## Problem requirements
Can you retype every record below exactly as written?

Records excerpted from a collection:
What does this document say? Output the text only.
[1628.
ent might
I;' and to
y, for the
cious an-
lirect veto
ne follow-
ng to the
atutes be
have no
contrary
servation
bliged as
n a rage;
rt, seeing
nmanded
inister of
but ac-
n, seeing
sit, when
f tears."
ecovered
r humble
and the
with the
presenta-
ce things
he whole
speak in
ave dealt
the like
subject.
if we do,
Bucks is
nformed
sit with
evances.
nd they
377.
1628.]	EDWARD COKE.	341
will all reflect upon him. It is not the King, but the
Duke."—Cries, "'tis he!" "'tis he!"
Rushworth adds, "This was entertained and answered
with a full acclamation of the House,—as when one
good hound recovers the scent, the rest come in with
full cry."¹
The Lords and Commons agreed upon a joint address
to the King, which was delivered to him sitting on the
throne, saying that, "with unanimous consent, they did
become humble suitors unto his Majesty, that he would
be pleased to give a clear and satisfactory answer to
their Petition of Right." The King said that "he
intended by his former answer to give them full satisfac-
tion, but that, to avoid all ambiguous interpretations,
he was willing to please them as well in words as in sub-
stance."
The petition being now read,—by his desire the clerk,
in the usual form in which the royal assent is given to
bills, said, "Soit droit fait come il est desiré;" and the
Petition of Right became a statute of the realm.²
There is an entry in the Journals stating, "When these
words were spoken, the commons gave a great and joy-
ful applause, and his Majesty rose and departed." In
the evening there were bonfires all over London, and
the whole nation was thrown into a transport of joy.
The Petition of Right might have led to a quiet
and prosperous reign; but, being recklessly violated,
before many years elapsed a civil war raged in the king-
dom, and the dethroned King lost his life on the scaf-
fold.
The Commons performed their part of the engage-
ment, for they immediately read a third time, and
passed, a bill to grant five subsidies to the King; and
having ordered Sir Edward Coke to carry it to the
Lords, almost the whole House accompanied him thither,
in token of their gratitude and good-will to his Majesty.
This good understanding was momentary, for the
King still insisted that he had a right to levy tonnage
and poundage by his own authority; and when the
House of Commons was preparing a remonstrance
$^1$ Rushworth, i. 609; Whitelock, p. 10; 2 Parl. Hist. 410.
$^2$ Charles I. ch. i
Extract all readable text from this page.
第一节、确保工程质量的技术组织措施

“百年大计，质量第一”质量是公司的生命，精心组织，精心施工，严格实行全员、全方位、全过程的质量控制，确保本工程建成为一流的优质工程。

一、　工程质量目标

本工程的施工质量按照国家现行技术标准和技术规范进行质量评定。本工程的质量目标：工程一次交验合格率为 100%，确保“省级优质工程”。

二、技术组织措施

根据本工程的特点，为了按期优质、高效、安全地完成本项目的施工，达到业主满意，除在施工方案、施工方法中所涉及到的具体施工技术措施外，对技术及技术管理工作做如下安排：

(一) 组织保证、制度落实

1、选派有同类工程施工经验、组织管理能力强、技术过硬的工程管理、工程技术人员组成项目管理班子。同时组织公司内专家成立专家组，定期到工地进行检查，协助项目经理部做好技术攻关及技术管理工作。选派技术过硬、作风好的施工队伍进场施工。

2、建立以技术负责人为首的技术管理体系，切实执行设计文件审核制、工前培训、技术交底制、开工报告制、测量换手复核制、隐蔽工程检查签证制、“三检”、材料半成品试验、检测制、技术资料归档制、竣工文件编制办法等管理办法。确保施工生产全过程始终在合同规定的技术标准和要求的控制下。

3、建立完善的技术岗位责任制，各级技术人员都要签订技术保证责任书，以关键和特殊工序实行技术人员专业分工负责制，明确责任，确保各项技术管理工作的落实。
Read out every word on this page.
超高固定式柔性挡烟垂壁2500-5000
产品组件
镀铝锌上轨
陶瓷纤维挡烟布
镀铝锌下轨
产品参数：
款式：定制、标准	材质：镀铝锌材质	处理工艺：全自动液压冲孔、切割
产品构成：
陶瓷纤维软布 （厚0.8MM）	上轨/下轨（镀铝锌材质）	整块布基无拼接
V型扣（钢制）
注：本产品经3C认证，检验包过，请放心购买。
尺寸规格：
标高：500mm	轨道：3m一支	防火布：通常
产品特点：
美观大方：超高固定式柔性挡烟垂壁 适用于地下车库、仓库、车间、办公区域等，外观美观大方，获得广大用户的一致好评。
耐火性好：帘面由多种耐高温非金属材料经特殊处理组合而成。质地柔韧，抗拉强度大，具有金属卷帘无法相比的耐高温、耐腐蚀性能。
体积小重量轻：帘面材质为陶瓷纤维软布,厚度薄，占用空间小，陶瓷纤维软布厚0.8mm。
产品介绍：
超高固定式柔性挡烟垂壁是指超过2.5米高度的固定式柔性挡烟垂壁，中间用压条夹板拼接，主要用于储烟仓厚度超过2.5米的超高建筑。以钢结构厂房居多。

## Output of the exercise
What does this document say? Output the text only.
[1628.
ent might
I;' and to
y, for the
cious an-
lirect veto
ne follow-
ng to the
atutes be
have no
contrary
servation
bliged as
n a rage;
rt, seeing
nmanded
inister of
but ac-
n, seeing
sit, when
f tears."
ecovered
r humble
and the
with the
presenta-
ce things
he whole
speak in
ave dealt
the like
subject.
if we do,
Bucks is
nformed
sit with
evances.
nd they
377.
1628.]	EDWARD COKE.	341
will all reflect upon him. It is not the King, but the
Duke."—Cries, "'tis he!" "'tis he!"
Rushworth adds, "This was entertained and answered
with a full acclamation of the House,—as when one
good hound recovers the scent, the rest come in with
full cry."¹
The Lords and Commons agreed upon a joint address
to the King, which was delivered to him sitting on the
throne, saying that, "with unanimous consent, they did
become humble suitors unto his Majesty, that he would
be pleased to give a clear and satisfactory answer to
their Petition of Right." The King said that "he
intended by his former answer to give them full satisfac-
tion, but that, to avoid all ambiguous interpretations,
he was willing to please them as well in words as in sub-
stance."
The petition being now read,—by his desire the clerk,
in the usual form in which the royal assent is given to
bills, said, "Soit droit fait come il est desiré;" and the
Petition of Right became a statute of the realm.²
There is an entry in the Journals stating, "When these
words were spoken, the commons gave a great and joy-
ful applause, and his Majesty rose and departed." In
the evening there were bonfires all over London, and
the whole nation was thrown into a transport of joy.
The Petition of Right might have led to a quiet
and prosperous reign; but, being recklessly violated,
before many years elapsed a civil war raged in the king-
dom, and the dethroned King lost his life on the scaf-
fold.
The Commons performed their part of the engage-
ment, for they immediately read a third time, and
passed, a bill to grant five subsidies to the King; and
having ordered Sir Edward Coke to carry it to the
Lords, almost the whole House accompanied him thither,
in token of their gratitude and good-will to his Majesty.
This good understanding was momentary, for the
King still insisted that he had a right to levy tonnage
and poundage by his own authority; and when the
House of Commons was preparing a remonstrance
$^1$ Rushworth, i. 609; Whitelock, p. 10; 2 Parl. Hist. 410.
$^2$ Charles I. ch. i
Extract all readable text from this page.
第一节、确保工程质量的技术组织措施

“百年大计，质量第一”质量是公司的生命，精心组织，精心施工，严格实行全员、全方位、全过程的质量控制，确保本工程建成为一流的优质工程。

一、　工程质量目标

本工程的施工质量按照国家现行技术标准和技术规范进行质量评定。本工程的质量目标：工程一次交验合格率为 100%，确保“省级优质工程”。

二、技术组织措施

根据本工程的特点，为了按期优质、高效、安全地完成本项目的施工，达到业主满意，除在施工方案、施工方法中所涉及到的具体施工技术措施外，对技术及技术管理工作做如下安排：

(一) 组织保证、制度落实

1、选派有同类工程施工经验、组织管理能力强、技术过硬的工程管理、工程技术人员组成项目管理班子。同时组织公司内专家成立专家组，定期到工地进行检查，协助项目经理部做好技术攻关及技术管理工作。选派技术过硬、作风好的施工队伍进场施工。

2、建立以技术负责人为首的技术管理体系，切实执行设计文件审核制、工前培训、技术交底制、开工报告制、测量换手复核制、隐蔽工程检查签证制、“三检”、材料半成品试验、检测制、技术资料归档制、竣工文件编制办法等管理办法。确保施工生产全过程始终在合同规定的技术标准和要求的控制下。

3、建立完善的技术岗位责任制，各级技术人员都要签订技术保证责任书，以关键和特殊工序实行技术人员专业分工负责制，明确责任，确保各项技术管理工作的落实。
Read out every word on this page.
超高固定式柔性挡烟垂壁2500-5000
产品组件
镀铝锌上轨
陶瓷纤维挡烟布
镀铝锌下轨
产品参数：
款式：定制、标准	材质：镀铝锌材质	处理工艺：全自动液压冲孔、切割
产品构成：
陶瓷纤维软布 （厚0.8MM）	上轨/下轨（镀铝锌材质）	整块布基无拼接
V型扣（钢制）
注：本产品经3C认证，检验包过，请放心购买。
尺寸规格：
标高：500mm	轨道：3m一支	防火布：通常
产品特点：
美观大方：超高固定式柔性挡烟垂壁 适用于地下车库、仓库、车间、办公区域等，外观美观大方，获得广大用户的一致好评。
耐火性好：帘面由多种耐高温非金属材料经特殊处理组合而成。质地柔韧，抗拉强度大，具有金属卷帘无法相比的耐高温、耐腐蚀性能。
体积小重量轻：帘面材质为陶瓷纤维软布,厚度薄，占用空间小，陶瓷纤维软布厚0.8mm。
产品介绍：
超高固定式柔性挡烟垂壁是指超过2.5米高度的固定式柔性挡烟垂壁，中间用压条夹板拼接，主要用于储烟仓厚度超过2.5米的超高建筑。以钢结构厂房居多。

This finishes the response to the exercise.